*Exercise:* Check every line of the entries below for the word "xlabel", and copy the ones that have it.

Figure record listings:

--*--

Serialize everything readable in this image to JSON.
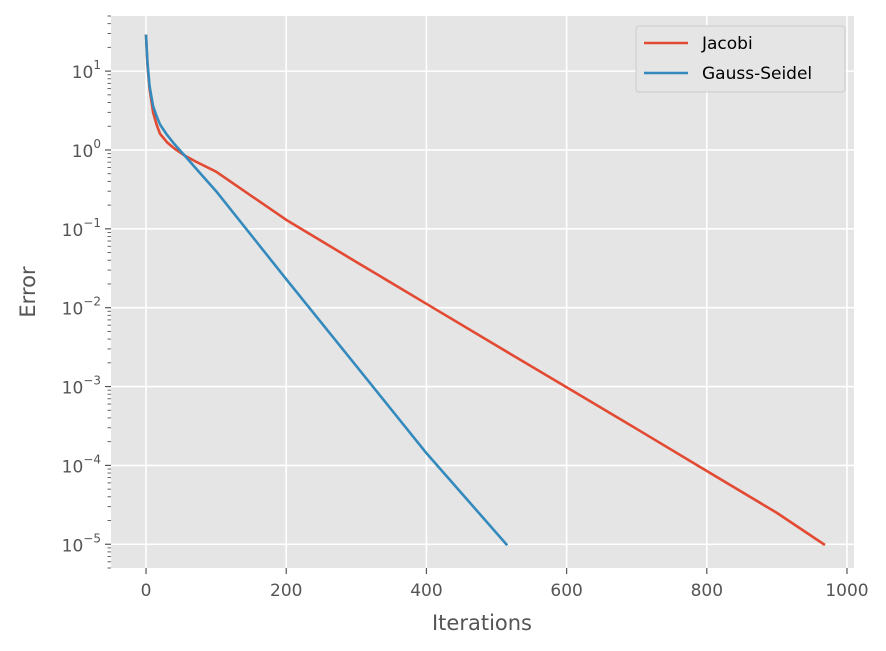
{
  "chart_data": {
    "type": "line",
    "xlabel": "Iterations",
    "ylabel": "Error",
    "xlim": [
      -50,
      1010
    ],
    "ylim": [
      5e-06,
      50
    ],
    "yscale": "log",
    "grid": true,
    "legend_position": "top-right",
    "x_ticks": [
      0,
      200,
      400,
      600,
      800,
      1000
    ],
    "x_tick_labels": [
      "0",
      "200",
      "400",
      "600",
      "800",
      "1000"
    ],
    "y_ticks": [
      -5,
      -4,
      -3,
      -2,
      -1,
      0,
      1
    ],
    "y_tick_labels": [
      {
        "base": "10",
        "exp": "−5"
      },
      {
        "base": "10",
        "exp": "−4"
      },
      {
        "base": "10",
        "exp": "−3"
      },
      {
        "base": "10",
        "exp": "−2"
      },
      {
        "base": "10",
        "exp": "−1"
      },
      {
        "base": "10",
        "exp": "0"
      },
      {
        "base": "10",
        "exp": "1"
      }
    ],
    "series": [
      {
        "name": "Jacobi",
        "color": "#E24A33",
        "x": [
          0,
          2,
          5,
          10,
          15,
          20,
          30,
          40,
          55,
          70,
          100,
          200,
          300,
          400,
          500,
          600,
          700,
          800,
          900,
          967
        ],
        "y": [
          28,
          12,
          6,
          3.0,
          2.1,
          1.6,
          1.25,
          1.05,
          0.85,
          0.72,
          0.53,
          0.13,
          0.038,
          0.0112,
          0.0033,
          0.00098,
          0.00029,
          8.5e-05,
          2.5e-05,
          1e-05
        ]
      },
      {
        "name": "Gauss-Seidel",
        "color": "#348ABD",
        "x": [
          0,
          2,
          5,
          10,
          15,
          20,
          30,
          40,
          55,
          70,
          100,
          200,
          300,
          400,
          514
        ],
        "y": [
          28,
          13,
          6.5,
          3.6,
          2.7,
          2.1,
          1.55,
          1.2,
          0.85,
          0.6,
          0.3,
          0.023,
          0.00182,
          0.000143,
          1e-05
        ]
      }
    ]
  }
}
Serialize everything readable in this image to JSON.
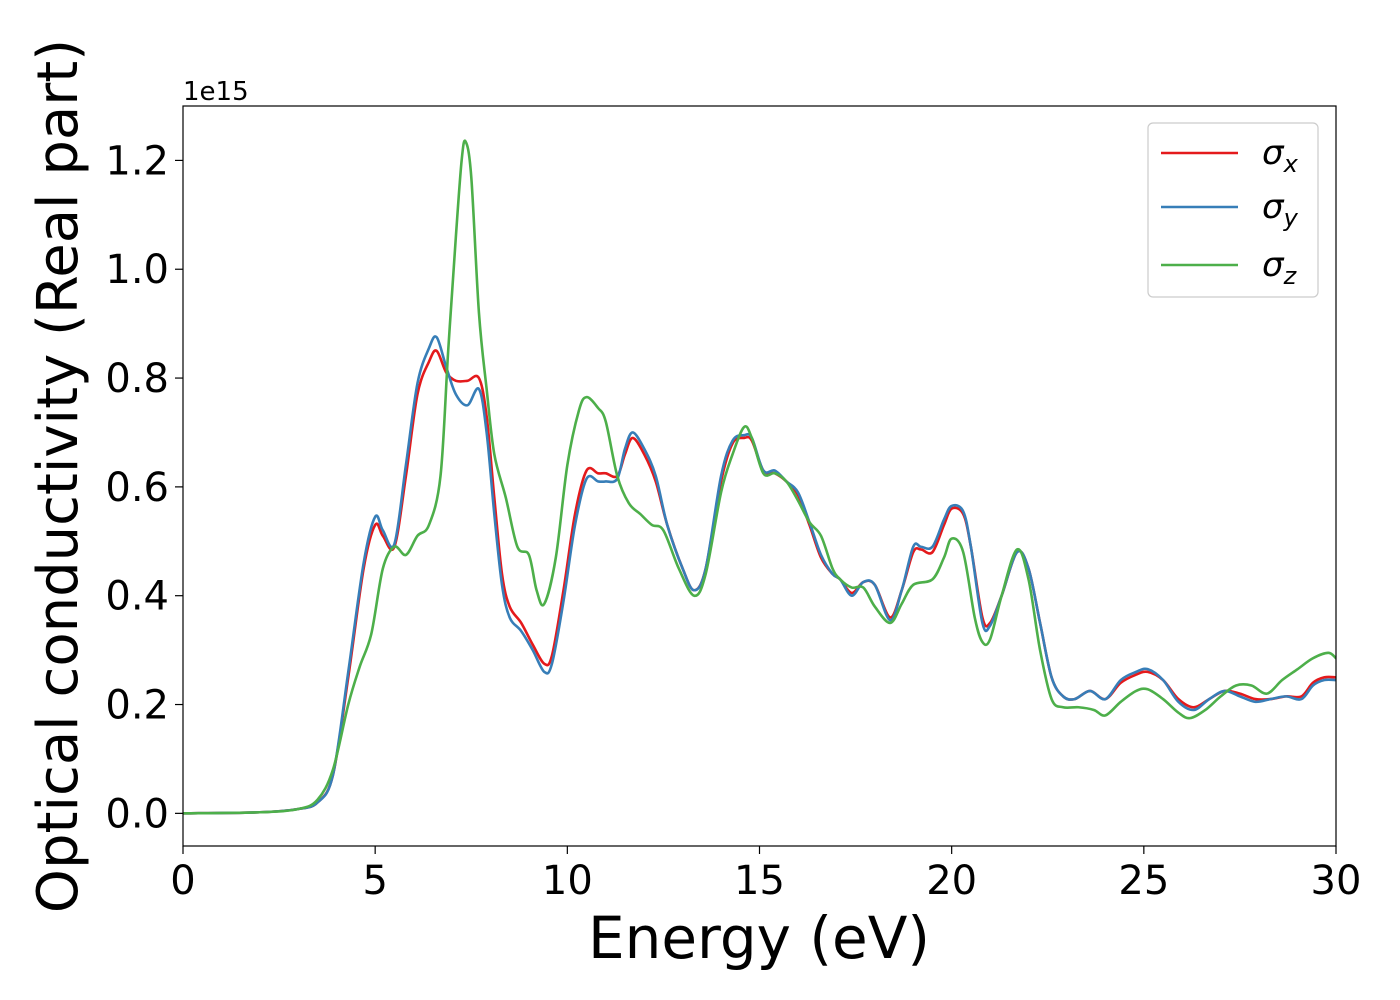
{
  "chart_data": {
    "type": "line",
    "title": "",
    "xlabel": "Energy (eV)",
    "ylabel": "Optical conductivity (Real part)",
    "y_offset_label": "1e15",
    "xlim": [
      0,
      30
    ],
    "ylim": [
      -0.06,
      1.3
    ],
    "xticks": [
      0,
      5,
      10,
      15,
      20,
      25,
      30
    ],
    "xtick_labels": [
      "0",
      "5",
      "10",
      "15",
      "20",
      "25",
      "30"
    ],
    "yticks": [
      0.0,
      0.2,
      0.4,
      0.6,
      0.8,
      1.0,
      1.2
    ],
    "ytick_labels": [
      "0.0",
      "0.2",
      "0.4",
      "0.6",
      "0.8",
      "1.0",
      "1.2"
    ],
    "grid": false,
    "legend_position": "top-right",
    "series": [
      {
        "name": "σ",
        "sub": "x",
        "color": "#e41a1c",
        "points": [
          [
            0,
            0
          ],
          [
            2,
            0.002
          ],
          [
            3,
            0.008
          ],
          [
            3.5,
            0.02
          ],
          [
            3.9,
            0.07
          ],
          [
            4.3,
            0.25
          ],
          [
            4.7,
            0.45
          ],
          [
            5.0,
            0.53
          ],
          [
            5.2,
            0.51
          ],
          [
            5.5,
            0.49
          ],
          [
            5.8,
            0.62
          ],
          [
            6.1,
            0.77
          ],
          [
            6.4,
            0.83
          ],
          [
            6.6,
            0.85
          ],
          [
            6.85,
            0.81
          ],
          [
            7.1,
            0.795
          ],
          [
            7.4,
            0.795
          ],
          [
            7.7,
            0.8
          ],
          [
            7.9,
            0.73
          ],
          [
            8.1,
            0.58
          ],
          [
            8.3,
            0.44
          ],
          [
            8.5,
            0.38
          ],
          [
            8.8,
            0.35
          ],
          [
            9.1,
            0.31
          ],
          [
            9.4,
            0.275
          ],
          [
            9.6,
            0.29
          ],
          [
            9.9,
            0.41
          ],
          [
            10.2,
            0.55
          ],
          [
            10.5,
            0.63
          ],
          [
            10.8,
            0.625
          ],
          [
            11.0,
            0.625
          ],
          [
            11.3,
            0.62
          ],
          [
            11.5,
            0.66
          ],
          [
            11.7,
            0.69
          ],
          [
            12.0,
            0.66
          ],
          [
            12.3,
            0.61
          ],
          [
            12.6,
            0.53
          ],
          [
            13.0,
            0.45
          ],
          [
            13.3,
            0.41
          ],
          [
            13.6,
            0.45
          ],
          [
            14.0,
            0.61
          ],
          [
            14.3,
            0.68
          ],
          [
            14.6,
            0.69
          ],
          [
            14.8,
            0.685
          ],
          [
            15.1,
            0.63
          ],
          [
            15.4,
            0.625
          ],
          [
            15.7,
            0.61
          ],
          [
            16.0,
            0.585
          ],
          [
            16.3,
            0.53
          ],
          [
            16.6,
            0.47
          ],
          [
            16.9,
            0.44
          ],
          [
            17.1,
            0.43
          ],
          [
            17.4,
            0.405
          ],
          [
            17.7,
            0.425
          ],
          [
            18.0,
            0.42
          ],
          [
            18.4,
            0.36
          ],
          [
            18.7,
            0.41
          ],
          [
            19.0,
            0.48
          ],
          [
            19.2,
            0.485
          ],
          [
            19.5,
            0.48
          ],
          [
            19.8,
            0.53
          ],
          [
            20.0,
            0.56
          ],
          [
            20.3,
            0.55
          ],
          [
            20.5,
            0.49
          ],
          [
            20.8,
            0.36
          ],
          [
            21.0,
            0.35
          ],
          [
            21.3,
            0.4
          ],
          [
            21.7,
            0.48
          ],
          [
            22.0,
            0.45
          ],
          [
            22.3,
            0.35
          ],
          [
            22.6,
            0.25
          ],
          [
            22.9,
            0.215
          ],
          [
            23.2,
            0.21
          ],
          [
            23.6,
            0.225
          ],
          [
            24.0,
            0.21
          ],
          [
            24.4,
            0.24
          ],
          [
            24.8,
            0.255
          ],
          [
            25.1,
            0.26
          ],
          [
            25.5,
            0.245
          ],
          [
            25.9,
            0.21
          ],
          [
            26.3,
            0.195
          ],
          [
            26.7,
            0.21
          ],
          [
            27.1,
            0.225
          ],
          [
            27.5,
            0.22
          ],
          [
            27.9,
            0.21
          ],
          [
            28.3,
            0.21
          ],
          [
            28.7,
            0.215
          ],
          [
            29.1,
            0.215
          ],
          [
            29.4,
            0.24
          ],
          [
            29.7,
            0.25
          ],
          [
            30.0,
            0.25
          ]
        ]
      },
      {
        "name": "σ",
        "sub": "y",
        "color": "#377eb8",
        "points": [
          [
            0,
            0
          ],
          [
            2,
            0.002
          ],
          [
            3,
            0.008
          ],
          [
            3.5,
            0.02
          ],
          [
            3.9,
            0.07
          ],
          [
            4.3,
            0.26
          ],
          [
            4.7,
            0.46
          ],
          [
            5.0,
            0.545
          ],
          [
            5.2,
            0.52
          ],
          [
            5.5,
            0.495
          ],
          [
            5.8,
            0.64
          ],
          [
            6.1,
            0.79
          ],
          [
            6.4,
            0.855
          ],
          [
            6.6,
            0.875
          ],
          [
            6.85,
            0.82
          ],
          [
            7.1,
            0.77
          ],
          [
            7.4,
            0.75
          ],
          [
            7.7,
            0.78
          ],
          [
            7.9,
            0.7
          ],
          [
            8.1,
            0.55
          ],
          [
            8.3,
            0.42
          ],
          [
            8.5,
            0.36
          ],
          [
            8.8,
            0.335
          ],
          [
            9.1,
            0.3
          ],
          [
            9.4,
            0.26
          ],
          [
            9.6,
            0.275
          ],
          [
            9.9,
            0.39
          ],
          [
            10.2,
            0.53
          ],
          [
            10.5,
            0.615
          ],
          [
            10.8,
            0.61
          ],
          [
            11.0,
            0.61
          ],
          [
            11.3,
            0.615
          ],
          [
            11.5,
            0.67
          ],
          [
            11.7,
            0.7
          ],
          [
            12.0,
            0.67
          ],
          [
            12.3,
            0.62
          ],
          [
            12.6,
            0.53
          ],
          [
            13.0,
            0.45
          ],
          [
            13.3,
            0.41
          ],
          [
            13.6,
            0.45
          ],
          [
            14.0,
            0.62
          ],
          [
            14.3,
            0.685
          ],
          [
            14.6,
            0.695
          ],
          [
            14.8,
            0.69
          ],
          [
            15.1,
            0.63
          ],
          [
            15.4,
            0.63
          ],
          [
            15.7,
            0.61
          ],
          [
            16.0,
            0.59
          ],
          [
            16.3,
            0.535
          ],
          [
            16.6,
            0.475
          ],
          [
            16.9,
            0.44
          ],
          [
            17.1,
            0.43
          ],
          [
            17.4,
            0.4
          ],
          [
            17.7,
            0.425
          ],
          [
            18.0,
            0.42
          ],
          [
            18.4,
            0.355
          ],
          [
            18.7,
            0.41
          ],
          [
            19.0,
            0.49
          ],
          [
            19.2,
            0.49
          ],
          [
            19.5,
            0.49
          ],
          [
            19.8,
            0.54
          ],
          [
            20.0,
            0.565
          ],
          [
            20.3,
            0.555
          ],
          [
            20.5,
            0.49
          ],
          [
            20.8,
            0.35
          ],
          [
            21.0,
            0.345
          ],
          [
            21.3,
            0.4
          ],
          [
            21.7,
            0.48
          ],
          [
            22.0,
            0.45
          ],
          [
            22.3,
            0.35
          ],
          [
            22.6,
            0.25
          ],
          [
            22.9,
            0.215
          ],
          [
            23.2,
            0.21
          ],
          [
            23.6,
            0.225
          ],
          [
            24.0,
            0.21
          ],
          [
            24.4,
            0.245
          ],
          [
            24.8,
            0.26
          ],
          [
            25.1,
            0.265
          ],
          [
            25.5,
            0.245
          ],
          [
            25.9,
            0.205
          ],
          [
            26.3,
            0.19
          ],
          [
            26.7,
            0.21
          ],
          [
            27.1,
            0.225
          ],
          [
            27.5,
            0.215
          ],
          [
            27.9,
            0.205
          ],
          [
            28.3,
            0.21
          ],
          [
            28.7,
            0.215
          ],
          [
            29.1,
            0.21
          ],
          [
            29.4,
            0.235
          ],
          [
            29.7,
            0.245
          ],
          [
            30.0,
            0.245
          ]
        ]
      },
      {
        "name": "σ",
        "sub": "z",
        "color": "#4daf4a",
        "points": [
          [
            0,
            0
          ],
          [
            2,
            0.002
          ],
          [
            3,
            0.008
          ],
          [
            3.5,
            0.025
          ],
          [
            3.9,
            0.08
          ],
          [
            4.3,
            0.2
          ],
          [
            4.6,
            0.27
          ],
          [
            4.9,
            0.33
          ],
          [
            5.2,
            0.45
          ],
          [
            5.5,
            0.49
          ],
          [
            5.8,
            0.475
          ],
          [
            6.1,
            0.51
          ],
          [
            6.4,
            0.53
          ],
          [
            6.7,
            0.62
          ],
          [
            6.9,
            0.85
          ],
          [
            7.1,
            1.06
          ],
          [
            7.25,
            1.2
          ],
          [
            7.35,
            1.235
          ],
          [
            7.5,
            1.17
          ],
          [
            7.7,
            0.92
          ],
          [
            7.9,
            0.78
          ],
          [
            8.1,
            0.66
          ],
          [
            8.4,
            0.58
          ],
          [
            8.7,
            0.49
          ],
          [
            9.0,
            0.475
          ],
          [
            9.2,
            0.41
          ],
          [
            9.4,
            0.385
          ],
          [
            9.7,
            0.47
          ],
          [
            10.0,
            0.64
          ],
          [
            10.3,
            0.74
          ],
          [
            10.5,
            0.765
          ],
          [
            10.8,
            0.745
          ],
          [
            11.0,
            0.72
          ],
          [
            11.3,
            0.62
          ],
          [
            11.6,
            0.57
          ],
          [
            11.9,
            0.55
          ],
          [
            12.2,
            0.53
          ],
          [
            12.5,
            0.52
          ],
          [
            12.9,
            0.45
          ],
          [
            13.3,
            0.4
          ],
          [
            13.6,
            0.44
          ],
          [
            14.0,
            0.59
          ],
          [
            14.3,
            0.66
          ],
          [
            14.6,
            0.71
          ],
          [
            14.8,
            0.69
          ],
          [
            15.1,
            0.625
          ],
          [
            15.4,
            0.625
          ],
          [
            15.7,
            0.61
          ],
          [
            16.0,
            0.575
          ],
          [
            16.3,
            0.535
          ],
          [
            16.6,
            0.51
          ],
          [
            16.9,
            0.45
          ],
          [
            17.1,
            0.43
          ],
          [
            17.4,
            0.415
          ],
          [
            17.7,
            0.415
          ],
          [
            18.0,
            0.38
          ],
          [
            18.4,
            0.35
          ],
          [
            18.7,
            0.385
          ],
          [
            19.0,
            0.42
          ],
          [
            19.5,
            0.43
          ],
          [
            19.8,
            0.47
          ],
          [
            20.0,
            0.505
          ],
          [
            20.3,
            0.48
          ],
          [
            20.6,
            0.36
          ],
          [
            20.8,
            0.315
          ],
          [
            21.0,
            0.32
          ],
          [
            21.3,
            0.4
          ],
          [
            21.7,
            0.485
          ],
          [
            22.0,
            0.43
          ],
          [
            22.3,
            0.3
          ],
          [
            22.6,
            0.21
          ],
          [
            22.9,
            0.195
          ],
          [
            23.3,
            0.195
          ],
          [
            23.7,
            0.19
          ],
          [
            24.0,
            0.18
          ],
          [
            24.4,
            0.205
          ],
          [
            24.8,
            0.225
          ],
          [
            25.1,
            0.228
          ],
          [
            25.5,
            0.21
          ],
          [
            25.9,
            0.185
          ],
          [
            26.2,
            0.175
          ],
          [
            26.6,
            0.19
          ],
          [
            27.0,
            0.215
          ],
          [
            27.4,
            0.235
          ],
          [
            27.8,
            0.235
          ],
          [
            28.2,
            0.22
          ],
          [
            28.6,
            0.245
          ],
          [
            29.0,
            0.265
          ],
          [
            29.4,
            0.285
          ],
          [
            29.8,
            0.295
          ],
          [
            30.0,
            0.285
          ]
        ]
      }
    ]
  }
}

--*--

*Worked solution:*
    "xlabel": "Iterations",
    "xlabel": "Energy (eV)",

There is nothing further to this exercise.